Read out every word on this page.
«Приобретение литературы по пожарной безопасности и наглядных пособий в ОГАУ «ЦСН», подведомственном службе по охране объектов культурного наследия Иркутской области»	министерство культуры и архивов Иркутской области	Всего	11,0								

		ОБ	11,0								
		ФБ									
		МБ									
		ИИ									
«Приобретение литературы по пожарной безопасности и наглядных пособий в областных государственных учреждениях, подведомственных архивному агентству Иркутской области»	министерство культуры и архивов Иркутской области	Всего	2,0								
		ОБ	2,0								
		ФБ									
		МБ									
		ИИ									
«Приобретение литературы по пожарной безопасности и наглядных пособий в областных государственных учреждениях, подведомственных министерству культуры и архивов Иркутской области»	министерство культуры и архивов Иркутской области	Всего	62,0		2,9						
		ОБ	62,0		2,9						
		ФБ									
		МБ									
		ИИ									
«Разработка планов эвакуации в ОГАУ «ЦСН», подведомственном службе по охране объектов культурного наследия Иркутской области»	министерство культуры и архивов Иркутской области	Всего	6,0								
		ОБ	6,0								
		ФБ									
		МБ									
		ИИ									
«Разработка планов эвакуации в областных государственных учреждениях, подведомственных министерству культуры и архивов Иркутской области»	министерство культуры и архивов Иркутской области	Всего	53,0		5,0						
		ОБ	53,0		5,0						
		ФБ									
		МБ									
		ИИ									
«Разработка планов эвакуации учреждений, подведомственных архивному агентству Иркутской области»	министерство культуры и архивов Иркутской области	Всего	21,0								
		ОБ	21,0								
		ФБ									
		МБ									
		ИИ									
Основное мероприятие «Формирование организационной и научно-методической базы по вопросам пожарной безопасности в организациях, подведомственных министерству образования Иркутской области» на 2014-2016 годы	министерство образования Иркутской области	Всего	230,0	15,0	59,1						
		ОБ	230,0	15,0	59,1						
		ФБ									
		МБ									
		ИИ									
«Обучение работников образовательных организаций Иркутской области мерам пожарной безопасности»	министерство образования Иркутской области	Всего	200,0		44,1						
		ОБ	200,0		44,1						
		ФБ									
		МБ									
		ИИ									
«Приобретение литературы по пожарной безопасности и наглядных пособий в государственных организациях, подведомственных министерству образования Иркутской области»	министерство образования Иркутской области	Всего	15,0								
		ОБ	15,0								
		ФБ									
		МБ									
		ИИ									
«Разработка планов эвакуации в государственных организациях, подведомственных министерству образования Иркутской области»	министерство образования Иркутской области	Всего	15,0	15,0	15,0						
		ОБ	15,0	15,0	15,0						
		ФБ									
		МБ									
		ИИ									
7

┄┄┄┄┄┄

WHAT IS ASKED: Using the listing above, please repeat every entry exactly.

EXERCISE OUTPUT:
Read out every word on this page.
«Приобретение литературы по пожарной безопасности и наглядных пособий в ОГАУ «ЦСН», подведомственном службе по охране объектов культурного наследия Иркутской области»	министерство культуры и архивов Иркутской области	Всего	11,0								

		ОБ	11,0								
		ФБ									
		МБ									
		ИИ									
«Приобретение литературы по пожарной безопасности и наглядных пособий в областных государственных учреждениях, подведомственных архивному агентству Иркутской области»	министерство культуры и архивов Иркутской области	Всего	2,0								
		ОБ	2,0								
		ФБ									
		МБ									
		ИИ									
«Приобретение литературы по пожарной безопасности и наглядных пособий в областных государственных учреждениях, подведомственных министерству культуры и архивов Иркутской области»	министерство культуры и архивов Иркутской области	Всего	62,0		2,9						
		ОБ	62,0		2,9						
		ФБ									
		МБ									
		ИИ									
«Разработка планов эвакуации в ОГАУ «ЦСН», подведомственном службе по охране объектов культурного наследия Иркутской области»	министерство культуры и архивов Иркутской области	Всего	6,0								
		ОБ	6,0								
		ФБ									
		МБ									
		ИИ									
«Разработка планов эвакуации в областных государственных учреждениях, подведомственных министерству культуры и архивов Иркутской области»	министерство культуры и архивов Иркутской области	Всего	53,0		5,0						
		ОБ	53,0		5,0						
		ФБ									
		МБ									
		ИИ									
«Разработка планов эвакуации учреждений, подведомственных архивному агентству Иркутской области»	министерство культуры и архивов Иркутской области	Всего	21,0								
		ОБ	21,0								
		ФБ									
		МБ									
		ИИ									
Основное мероприятие «Формирование организационной и научно-методической базы по вопросам пожарной безопасности в организациях, подведомственных министерству образования Иркутской области» на 2014-2016 годы	министерство образования Иркутской области	Всего	230,0	15,0	59,1						
		ОБ	230,0	15,0	59,1						
		ФБ									
		МБ									
		ИИ									
«Обучение работников образовательных организаций Иркутской области мерам пожарной безопасности»	министерство образования Иркутской области	Всего	200,0		44,1						
		ОБ	200,0		44,1						
		ФБ									
		МБ									
		ИИ									
«Приобретение литературы по пожарной безопасности и наглядных пособий в государственных организациях, подведомственных министерству образования Иркутской области»	министерство образования Иркутской области	Всего	15,0								
		ОБ	15,0								
		ФБ									
		МБ									
		ИИ									
«Разработка планов эвакуации в государственных организациях, подведомственных министерству образования Иркутской области»	министерство образования Иркутской области	Всего	15,0	15,0	15,0						
		ОБ	15,0	15,0	15,0						
		ФБ									
		МБ									
		ИИ									
7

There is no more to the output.